___ Page text ___
By Grant Hallmark
Alabama Political Reporter
“It’s hard to argue against a 70 percent drop in meth labs,” says Jefferson County District Attorney Brandon Falls of Mississippi’s prescription-only pseudoephedrine (PSE) law.
While the county’s chief prosecutor said that he would like to know what kind of effect Alabama’s current law has had on meth lab incidents, he was amazed at the numbers from Mississippi and Oregon. “If the current law was having a similar effect” then there wouldn’t be a need to go to the trouble of implementing a new law. However, if going to prescription only is as advantageous as it seems, “we have to look toward the [prescription-only] law.”
As stated in previous coverage, the prescription-only laws in Mississippi and Oregon have caused dramatic drops in meth lab incidents (discovery, destruction, clean-ups of meth labs). In Mississippi, the law caused the incident rate to drop by 70 percent in its first year. In Oregon where the law has been in effect since 2005, the rate has dropped by 98 percent. There is no doubt that these two states have felt the positive impact of the law. However, there will be inevitable push-back from both over-the-counter medication associations and a segment of the public that uses PSE often and are not exposed to crystal meth.
“People who never see meth, who don’t face it… they probably don’t care,” Falls said. To them, all they see are “extra steps, extra hurdles. And they ask, ‘Why am I being punished?’”
This is not the only possible obstacle for a prescription only law. A well-funded lobbying effort by the Consumer Health Products Association (CHPA) has been exacted in several other states to defeat similar bills. This organization praised Governor Bob Riley and the Democratic leadership in the legislature before the 2010 midterms for passing an electronic sales tracking system that would track all sales of PSE. Linda Suydam, the president of CHPA said the e-tracking system “is the only solution that works across state lines.”
However, with such staggering results from Oregon and Mississippi, it is difficult to imagine that a prescription only law is not a possibly more effective solution.
“There is a myth out there,” Falls said, “that law enforcement is more concentrated on meth than crack or cocaine.” He said that is not true. The JeffCo DA said that meth is simply the newest thing. If we had a problem with crack or cocaine production in the state and “if you said, ‘there is a fairly simple law that would cause a 70 percent drop in crack production,’ wouldn’t we do it?”
___ Record extracts ___
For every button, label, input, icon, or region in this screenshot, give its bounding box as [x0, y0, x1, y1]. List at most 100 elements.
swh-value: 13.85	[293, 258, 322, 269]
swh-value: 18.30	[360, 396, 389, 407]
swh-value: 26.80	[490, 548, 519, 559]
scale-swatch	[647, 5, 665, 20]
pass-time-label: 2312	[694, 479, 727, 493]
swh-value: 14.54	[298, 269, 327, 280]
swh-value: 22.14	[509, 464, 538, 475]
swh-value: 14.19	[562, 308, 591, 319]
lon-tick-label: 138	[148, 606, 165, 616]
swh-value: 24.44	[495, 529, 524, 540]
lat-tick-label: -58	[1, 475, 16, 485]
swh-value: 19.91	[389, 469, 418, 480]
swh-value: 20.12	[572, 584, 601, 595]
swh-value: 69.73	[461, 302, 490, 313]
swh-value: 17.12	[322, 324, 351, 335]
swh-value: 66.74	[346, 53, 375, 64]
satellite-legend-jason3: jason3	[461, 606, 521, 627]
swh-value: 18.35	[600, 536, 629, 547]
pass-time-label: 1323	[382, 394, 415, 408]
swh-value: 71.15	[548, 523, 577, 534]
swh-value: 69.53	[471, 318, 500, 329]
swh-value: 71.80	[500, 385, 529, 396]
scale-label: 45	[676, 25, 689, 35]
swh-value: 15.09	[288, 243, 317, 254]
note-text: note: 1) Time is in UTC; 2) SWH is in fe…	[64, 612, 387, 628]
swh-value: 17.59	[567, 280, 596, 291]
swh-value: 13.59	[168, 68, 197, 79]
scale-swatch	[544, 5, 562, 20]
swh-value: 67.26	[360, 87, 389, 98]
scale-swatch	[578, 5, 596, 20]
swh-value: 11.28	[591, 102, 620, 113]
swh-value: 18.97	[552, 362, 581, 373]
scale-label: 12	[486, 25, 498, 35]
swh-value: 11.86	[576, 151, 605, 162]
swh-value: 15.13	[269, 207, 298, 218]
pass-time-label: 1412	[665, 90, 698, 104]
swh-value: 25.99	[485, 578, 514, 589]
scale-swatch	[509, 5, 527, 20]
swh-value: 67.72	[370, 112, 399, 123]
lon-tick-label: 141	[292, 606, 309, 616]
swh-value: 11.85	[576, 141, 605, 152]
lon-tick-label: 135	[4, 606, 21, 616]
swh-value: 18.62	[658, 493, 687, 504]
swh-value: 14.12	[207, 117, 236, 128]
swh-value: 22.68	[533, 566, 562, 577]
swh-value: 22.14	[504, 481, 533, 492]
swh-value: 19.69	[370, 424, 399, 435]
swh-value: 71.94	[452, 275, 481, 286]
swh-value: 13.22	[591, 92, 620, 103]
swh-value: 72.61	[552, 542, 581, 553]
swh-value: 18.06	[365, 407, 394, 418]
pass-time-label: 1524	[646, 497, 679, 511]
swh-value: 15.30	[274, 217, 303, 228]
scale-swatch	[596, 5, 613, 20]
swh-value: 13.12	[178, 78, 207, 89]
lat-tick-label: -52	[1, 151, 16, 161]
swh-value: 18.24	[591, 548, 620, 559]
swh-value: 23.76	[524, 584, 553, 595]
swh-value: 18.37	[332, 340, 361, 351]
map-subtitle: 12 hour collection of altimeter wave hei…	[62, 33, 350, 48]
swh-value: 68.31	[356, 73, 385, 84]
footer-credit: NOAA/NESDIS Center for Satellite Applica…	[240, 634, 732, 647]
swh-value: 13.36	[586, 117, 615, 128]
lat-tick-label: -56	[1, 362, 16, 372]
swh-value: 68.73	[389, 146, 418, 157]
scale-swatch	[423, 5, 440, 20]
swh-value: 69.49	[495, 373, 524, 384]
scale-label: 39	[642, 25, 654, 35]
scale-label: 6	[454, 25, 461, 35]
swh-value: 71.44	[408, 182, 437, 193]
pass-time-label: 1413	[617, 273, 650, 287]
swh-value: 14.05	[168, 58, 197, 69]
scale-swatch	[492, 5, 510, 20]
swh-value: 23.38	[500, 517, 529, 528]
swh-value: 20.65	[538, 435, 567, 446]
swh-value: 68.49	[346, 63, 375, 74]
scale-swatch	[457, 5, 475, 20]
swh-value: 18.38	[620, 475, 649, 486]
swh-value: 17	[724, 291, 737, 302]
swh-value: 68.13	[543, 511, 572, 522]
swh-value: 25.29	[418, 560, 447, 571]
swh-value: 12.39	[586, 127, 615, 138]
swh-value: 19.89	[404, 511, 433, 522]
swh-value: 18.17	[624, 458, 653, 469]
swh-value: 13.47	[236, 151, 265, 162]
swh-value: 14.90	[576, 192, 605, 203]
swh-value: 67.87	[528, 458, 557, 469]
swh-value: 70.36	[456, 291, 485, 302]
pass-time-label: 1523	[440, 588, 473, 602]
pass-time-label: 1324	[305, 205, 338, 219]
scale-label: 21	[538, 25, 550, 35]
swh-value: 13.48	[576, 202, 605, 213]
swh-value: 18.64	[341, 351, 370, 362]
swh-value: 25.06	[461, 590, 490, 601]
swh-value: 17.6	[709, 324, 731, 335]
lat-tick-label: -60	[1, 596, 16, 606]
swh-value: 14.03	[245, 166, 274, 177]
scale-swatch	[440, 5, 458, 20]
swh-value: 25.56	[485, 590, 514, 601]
___
• Problems to work on:
**A.** From the article on pseudoephedrine laws, quote the passage that begins at the words "As stated in" and stops after the words "to crystal meth.".
**B.** According to the article on pseudoephedrine laws, by what percent has Oregon's meth lab incident rate dropped since its prescription-only law took effect?

• Outputs for the tasks:
**A.**
As stated in previous coverage, the prescription-only laws in Mississippi and Oregon have caused dramatic drops in meth lab incidents (discovery, destruction, clean-ups of meth labs). In Mississippi, the law caused the incident rate to drop by 70 percent in its first year. In Oregon where the law has been in effect since 2005, the rate has dropped by 98 percent. There is no doubt that these two states have felt the positive impact of the law. However, there will be inevitable push-back from both over-the-counter medication associations and a segment of the public that uses PSE often and are not exposed to crystal meth.

**B.** 98 percent